» Task: Copy every entry precisely.

******

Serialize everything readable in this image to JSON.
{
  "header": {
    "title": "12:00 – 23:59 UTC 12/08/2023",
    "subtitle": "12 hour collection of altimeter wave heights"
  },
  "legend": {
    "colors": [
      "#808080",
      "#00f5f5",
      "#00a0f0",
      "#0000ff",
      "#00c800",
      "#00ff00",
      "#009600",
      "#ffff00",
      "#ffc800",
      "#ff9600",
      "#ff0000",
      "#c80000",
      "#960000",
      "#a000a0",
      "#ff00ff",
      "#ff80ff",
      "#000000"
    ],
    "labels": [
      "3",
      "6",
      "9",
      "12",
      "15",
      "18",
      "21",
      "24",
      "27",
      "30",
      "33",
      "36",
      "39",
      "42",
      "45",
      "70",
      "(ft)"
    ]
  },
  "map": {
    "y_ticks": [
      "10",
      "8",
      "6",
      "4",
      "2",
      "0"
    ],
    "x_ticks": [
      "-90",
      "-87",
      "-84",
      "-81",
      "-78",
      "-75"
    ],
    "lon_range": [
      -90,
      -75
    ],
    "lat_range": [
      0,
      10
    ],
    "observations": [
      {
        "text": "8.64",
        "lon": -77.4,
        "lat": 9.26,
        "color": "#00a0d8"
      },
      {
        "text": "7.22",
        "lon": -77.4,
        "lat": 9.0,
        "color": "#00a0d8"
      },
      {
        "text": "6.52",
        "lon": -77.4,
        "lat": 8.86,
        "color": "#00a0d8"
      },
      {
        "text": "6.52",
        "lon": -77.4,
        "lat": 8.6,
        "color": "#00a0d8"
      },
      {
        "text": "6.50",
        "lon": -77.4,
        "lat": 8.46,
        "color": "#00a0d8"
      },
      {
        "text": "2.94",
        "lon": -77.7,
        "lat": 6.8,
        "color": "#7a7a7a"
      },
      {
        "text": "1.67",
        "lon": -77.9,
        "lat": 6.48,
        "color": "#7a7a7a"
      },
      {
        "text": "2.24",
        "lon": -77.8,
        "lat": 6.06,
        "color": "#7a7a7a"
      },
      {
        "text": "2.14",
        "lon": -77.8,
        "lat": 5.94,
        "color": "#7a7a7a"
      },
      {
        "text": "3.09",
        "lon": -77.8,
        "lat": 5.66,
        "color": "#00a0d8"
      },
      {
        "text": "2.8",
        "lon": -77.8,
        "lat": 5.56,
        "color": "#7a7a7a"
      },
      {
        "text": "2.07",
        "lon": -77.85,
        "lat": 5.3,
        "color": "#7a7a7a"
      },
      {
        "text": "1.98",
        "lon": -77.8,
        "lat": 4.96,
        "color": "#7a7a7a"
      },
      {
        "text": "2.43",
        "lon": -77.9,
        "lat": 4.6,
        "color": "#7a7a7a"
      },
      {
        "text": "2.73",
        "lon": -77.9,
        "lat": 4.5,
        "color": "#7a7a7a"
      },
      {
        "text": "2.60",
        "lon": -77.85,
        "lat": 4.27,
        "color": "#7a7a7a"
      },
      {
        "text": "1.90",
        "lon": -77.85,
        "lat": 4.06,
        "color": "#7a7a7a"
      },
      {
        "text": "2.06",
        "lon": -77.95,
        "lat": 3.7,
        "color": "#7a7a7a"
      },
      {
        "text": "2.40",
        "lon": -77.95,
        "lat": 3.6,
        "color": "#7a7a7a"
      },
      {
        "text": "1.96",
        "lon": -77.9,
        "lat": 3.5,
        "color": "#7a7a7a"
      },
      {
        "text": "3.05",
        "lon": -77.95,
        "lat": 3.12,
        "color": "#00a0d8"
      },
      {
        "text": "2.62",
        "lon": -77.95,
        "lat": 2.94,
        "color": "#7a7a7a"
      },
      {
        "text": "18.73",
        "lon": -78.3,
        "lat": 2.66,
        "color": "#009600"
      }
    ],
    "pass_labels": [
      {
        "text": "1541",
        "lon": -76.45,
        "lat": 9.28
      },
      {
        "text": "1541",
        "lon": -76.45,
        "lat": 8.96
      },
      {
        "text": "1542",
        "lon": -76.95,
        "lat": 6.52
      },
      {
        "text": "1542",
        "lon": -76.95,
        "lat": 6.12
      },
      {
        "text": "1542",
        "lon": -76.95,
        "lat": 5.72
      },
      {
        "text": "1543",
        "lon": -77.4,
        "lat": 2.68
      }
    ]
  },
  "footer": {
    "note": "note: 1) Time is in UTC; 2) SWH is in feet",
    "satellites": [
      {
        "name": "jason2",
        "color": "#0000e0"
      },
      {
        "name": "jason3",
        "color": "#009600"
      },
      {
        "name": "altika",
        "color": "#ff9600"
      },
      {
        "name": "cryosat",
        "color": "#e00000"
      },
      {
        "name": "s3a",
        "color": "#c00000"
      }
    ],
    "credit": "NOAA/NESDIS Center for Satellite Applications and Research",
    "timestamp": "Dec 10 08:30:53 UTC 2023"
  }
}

******

» Expected answer:
Serialize everything readable in this image to JSON.
{
  "header": {
    "title": "12:00 – 23:59 UTC 12/08/2023",
    "subtitle": "12 hour collection of altimeter wave heights"
  },
  "legend": {
    "colors": [
      "#808080",
      "#00f5f5",
      "#00a0f0",
      "#0000ff",
      "#00c800",
      "#00ff00",
      "#009600",
      "#ffff00",
      "#ffc800",
      "#ff9600",
      "#ff0000",
      "#c80000",
      "#960000",
      "#a000a0",
      "#ff00ff",
      "#ff80ff",
      "#000000"
    ],
    "labels": [
      "3",
      "6",
      "9",
      "12",
      "15",
      "18",
      "21",
      "24",
      "27",
      "30",
      "33",
      "36",
      "39",
      "42",
      "45",
      "70",
      "(ft)"
    ]
  },
  "map": {
    "y_ticks": [
      "10",
      "8",
      "6",
      "4",
      "2",
      "0"
    ],
    "x_ticks": [
      "-90",
      "-87",
      "-84",
      "-81",
      "-78",
      "-75"
    ],
    "lon_range": [
      -90,
      -75
    ],
    "lat_range": [
      0,
      10
    ],
    "observations": [
      {
        "text": "8.64",
        "lon": -77.4,
        "lat": 9.26,
        "color": "#00a0d8"
      },
      {
        "text": "7.22",
        "lon": -77.4,
        "lat": 9.0,
        "color": "#00a0d8"
      },
      {
        "text": "6.52",
        "lon": -77.4,
        "lat": 8.86,
        "color": "#00a0d8"
      },
      {
        "text": "6.52",
        "lon": -77.4,
        "lat": 8.6,
        "color": "#00a0d8"
      },
      {
        "text": "6.50",
        "lon": -77.4,
        "lat": 8.46,
        "color": "#00a0d8"
      },
      {
        "text": "2.94",
        "lon": -77.7,
        "lat": 6.8,
        "color": "#7a7a7a"
      },
      {
        "text": "1.67",
        "lon": -77.9,
        "lat": 6.48,
        "color": "#7a7a7a"
      },
      {
        "text": "2.24",
        "lon": -77.8,
        "lat": 6.06,
        "color": "#7a7a7a"
      },
      {
        "text": "2.14",
        "lon": -77.8,
        "lat": 5.94,
        "color": "#7a7a7a"
      },
      {
        "text": "3.09",
        "lon": -77.8,
        "lat": 5.66,
        "color": "#00a0d8"
      },
      {
        "text": "2.8",
        "lon": -77.8,
        "lat": 5.56,
        "color": "#7a7a7a"
      },
      {
        "text": "2.07",
        "lon": -77.85,
        "lat": 5.3,
        "color": "#7a7a7a"
      },
      {
        "text": "1.98",
        "lon": -77.8,
        "lat": 4.96,
        "color": "#7a7a7a"
      },
      {
        "text": "2.43",
        "lon": -77.9,
        "lat": 4.6,
        "color": "#7a7a7a"
      },
      {
        "text": "2.73",
        "lon": -77.9,
        "lat": 4.5,
        "color": "#7a7a7a"
      },
      {
        "text": "2.60",
        "lon": -77.85,
        "lat": 4.27,
        "color": "#7a7a7a"
      },
      {
        "text": "1.90",
        "lon": -77.85,
        "lat": 4.06,
        "color": "#7a7a7a"
      },
      {
        "text": "2.06",
        "lon": -77.95,
        "lat": 3.7,
        "color": "#7a7a7a"
      },
      {
        "text": "2.40",
        "lon": -77.95,
        "lat": 3.6,
        "color": "#7a7a7a"
      },
      {
        "text": "1.96",
        "lon": -77.9,
        "lat": 3.5,
        "color": "#7a7a7a"
      },
      {
        "text": "3.05",
        "lon": -77.95,
        "lat": 3.12,
        "color": "#00a0d8"
      },
      {
        "text": "2.62",
        "lon": -77.95,
        "lat": 2.94,
        "color": "#7a7a7a"
      },
      {
        "text": "18.73",
        "lon": -78.3,
        "lat": 2.66,
        "color": "#009600"
      }
    ],
    "pass_labels": [
      {
        "text": "1541",
        "lon": -76.45,
        "lat": 9.28
      },
      {
        "text": "1541",
        "lon": -76.45,
        "lat": 8.96
      },
      {
        "text": "1542",
        "lon": -76.95,
        "lat": 6.52
      },
      {
        "text": "1542",
        "lon": -76.95,
        "lat": 6.12
      },
      {
        "text": "1542",
        "lon": -76.95,
        "lat": 5.72
      },
      {
        "text": "1543",
        "lon": -77.4,
        "lat": 2.68
      }
    ]
  },
  "footer": {
    "note": "note: 1) Time is in UTC; 2) SWH is in feet",
    "satellites": [
      {
        "name": "jason2",
        "color": "#0000e0"
      },
      {
        "name": "jason3",
        "color": "#009600"
      },
      {
        "name": "altika",
        "color": "#ff9600"
      },
      {
        "name": "cryosat",
        "color": "#e00000"
      },
      {
        "name": "s3a",
        "color": "#c00000"
      }
    ],
    "credit": "NOAA/NESDIS Center for Satellite Applications and Research",
    "timestamp": "Dec 10 08:30:53 UTC 2023"
  }
}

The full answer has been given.